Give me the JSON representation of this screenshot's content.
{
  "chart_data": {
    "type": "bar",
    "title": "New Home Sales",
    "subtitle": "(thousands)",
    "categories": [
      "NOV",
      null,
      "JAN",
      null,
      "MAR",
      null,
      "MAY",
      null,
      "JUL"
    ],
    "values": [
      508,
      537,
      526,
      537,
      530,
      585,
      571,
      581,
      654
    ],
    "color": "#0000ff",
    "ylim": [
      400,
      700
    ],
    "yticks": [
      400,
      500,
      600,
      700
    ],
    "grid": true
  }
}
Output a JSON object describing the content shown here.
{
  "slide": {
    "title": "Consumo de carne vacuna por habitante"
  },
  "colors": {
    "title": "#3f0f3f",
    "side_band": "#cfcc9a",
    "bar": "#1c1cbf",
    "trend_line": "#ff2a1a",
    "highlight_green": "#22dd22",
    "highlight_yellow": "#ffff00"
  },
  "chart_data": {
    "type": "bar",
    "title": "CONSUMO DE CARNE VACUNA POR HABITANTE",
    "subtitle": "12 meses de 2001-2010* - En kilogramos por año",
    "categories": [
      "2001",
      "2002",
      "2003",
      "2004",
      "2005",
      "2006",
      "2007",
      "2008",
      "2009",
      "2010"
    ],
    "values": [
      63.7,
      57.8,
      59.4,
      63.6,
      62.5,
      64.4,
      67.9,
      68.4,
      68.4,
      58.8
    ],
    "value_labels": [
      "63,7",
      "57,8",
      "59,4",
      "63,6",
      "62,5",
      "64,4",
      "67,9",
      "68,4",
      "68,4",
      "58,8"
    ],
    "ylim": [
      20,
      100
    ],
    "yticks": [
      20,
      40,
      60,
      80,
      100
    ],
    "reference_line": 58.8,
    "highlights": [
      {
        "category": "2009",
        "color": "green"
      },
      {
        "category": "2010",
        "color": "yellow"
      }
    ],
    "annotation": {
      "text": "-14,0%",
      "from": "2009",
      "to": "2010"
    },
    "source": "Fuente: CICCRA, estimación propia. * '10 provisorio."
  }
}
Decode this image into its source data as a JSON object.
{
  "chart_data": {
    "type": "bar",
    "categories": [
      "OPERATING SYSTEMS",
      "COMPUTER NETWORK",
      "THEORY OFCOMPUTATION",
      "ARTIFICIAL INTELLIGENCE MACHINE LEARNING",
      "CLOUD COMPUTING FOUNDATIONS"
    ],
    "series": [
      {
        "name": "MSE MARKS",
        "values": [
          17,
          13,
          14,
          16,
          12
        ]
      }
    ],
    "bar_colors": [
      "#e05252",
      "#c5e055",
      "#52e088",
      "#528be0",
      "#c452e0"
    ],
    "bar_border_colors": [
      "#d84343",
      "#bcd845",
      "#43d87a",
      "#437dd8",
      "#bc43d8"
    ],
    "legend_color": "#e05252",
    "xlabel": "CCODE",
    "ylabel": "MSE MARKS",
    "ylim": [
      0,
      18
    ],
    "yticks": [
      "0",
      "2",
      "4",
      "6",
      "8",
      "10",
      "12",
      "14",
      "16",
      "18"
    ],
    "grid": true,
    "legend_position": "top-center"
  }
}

• • • •

Exercise brief
Pull out all lines containing the word "subtitle" from the entries above.

Finished exercise
    "subtitle": "(thousands)",
    "subtitle": "12 meses de 2001-2010* - En kilogramos por año",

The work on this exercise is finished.